**TASK INSTRUCTIONS:** Search the entries for the word "年开始执行" and pull out each line that has it.

(Dataset rows)
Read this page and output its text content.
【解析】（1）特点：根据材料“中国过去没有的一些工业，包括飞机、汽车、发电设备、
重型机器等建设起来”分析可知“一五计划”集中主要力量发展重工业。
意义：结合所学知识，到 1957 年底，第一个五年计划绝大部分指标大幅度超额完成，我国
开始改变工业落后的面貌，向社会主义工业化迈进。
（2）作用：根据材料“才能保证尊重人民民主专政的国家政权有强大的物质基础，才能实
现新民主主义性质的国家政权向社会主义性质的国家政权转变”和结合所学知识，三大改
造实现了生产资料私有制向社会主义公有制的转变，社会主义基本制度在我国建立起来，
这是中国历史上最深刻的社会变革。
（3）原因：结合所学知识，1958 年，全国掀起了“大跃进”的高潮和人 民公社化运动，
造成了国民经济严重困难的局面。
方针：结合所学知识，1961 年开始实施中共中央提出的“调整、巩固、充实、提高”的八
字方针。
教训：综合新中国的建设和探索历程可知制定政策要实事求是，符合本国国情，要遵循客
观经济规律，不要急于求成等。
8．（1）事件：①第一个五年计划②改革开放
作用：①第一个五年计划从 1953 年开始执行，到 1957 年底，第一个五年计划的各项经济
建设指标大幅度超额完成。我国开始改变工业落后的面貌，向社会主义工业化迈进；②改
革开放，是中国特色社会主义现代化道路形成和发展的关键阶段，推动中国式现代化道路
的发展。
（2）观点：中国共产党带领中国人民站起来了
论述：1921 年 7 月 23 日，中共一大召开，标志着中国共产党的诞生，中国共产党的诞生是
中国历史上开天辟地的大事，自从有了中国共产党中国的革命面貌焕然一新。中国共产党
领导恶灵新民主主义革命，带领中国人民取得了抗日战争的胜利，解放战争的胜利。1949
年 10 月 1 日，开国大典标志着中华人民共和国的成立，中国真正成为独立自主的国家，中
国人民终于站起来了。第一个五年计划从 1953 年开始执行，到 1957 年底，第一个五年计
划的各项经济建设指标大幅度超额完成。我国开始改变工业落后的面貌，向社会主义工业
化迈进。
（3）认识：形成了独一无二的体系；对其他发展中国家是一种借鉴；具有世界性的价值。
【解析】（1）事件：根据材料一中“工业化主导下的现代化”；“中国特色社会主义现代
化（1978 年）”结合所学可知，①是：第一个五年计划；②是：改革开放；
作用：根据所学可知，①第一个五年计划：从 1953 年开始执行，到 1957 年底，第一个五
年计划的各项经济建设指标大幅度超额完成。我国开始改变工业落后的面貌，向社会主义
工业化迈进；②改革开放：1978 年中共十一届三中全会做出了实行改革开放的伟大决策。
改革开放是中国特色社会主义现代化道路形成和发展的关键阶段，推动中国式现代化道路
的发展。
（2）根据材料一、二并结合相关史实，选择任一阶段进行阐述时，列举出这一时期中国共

**WORKED ANSWER:**
作用：①第一个五年计划从 1953 年开始执行，到 1957 年底，第一个五年计划的各项经济
国人民终于站起来了。第一个五年计划从 1953 年开始执行，到 1957 年底，第一个五年计
作用：根据所学可知，①第一个五年计划：从 1953 年开始执行，到 1957 年底，第一个五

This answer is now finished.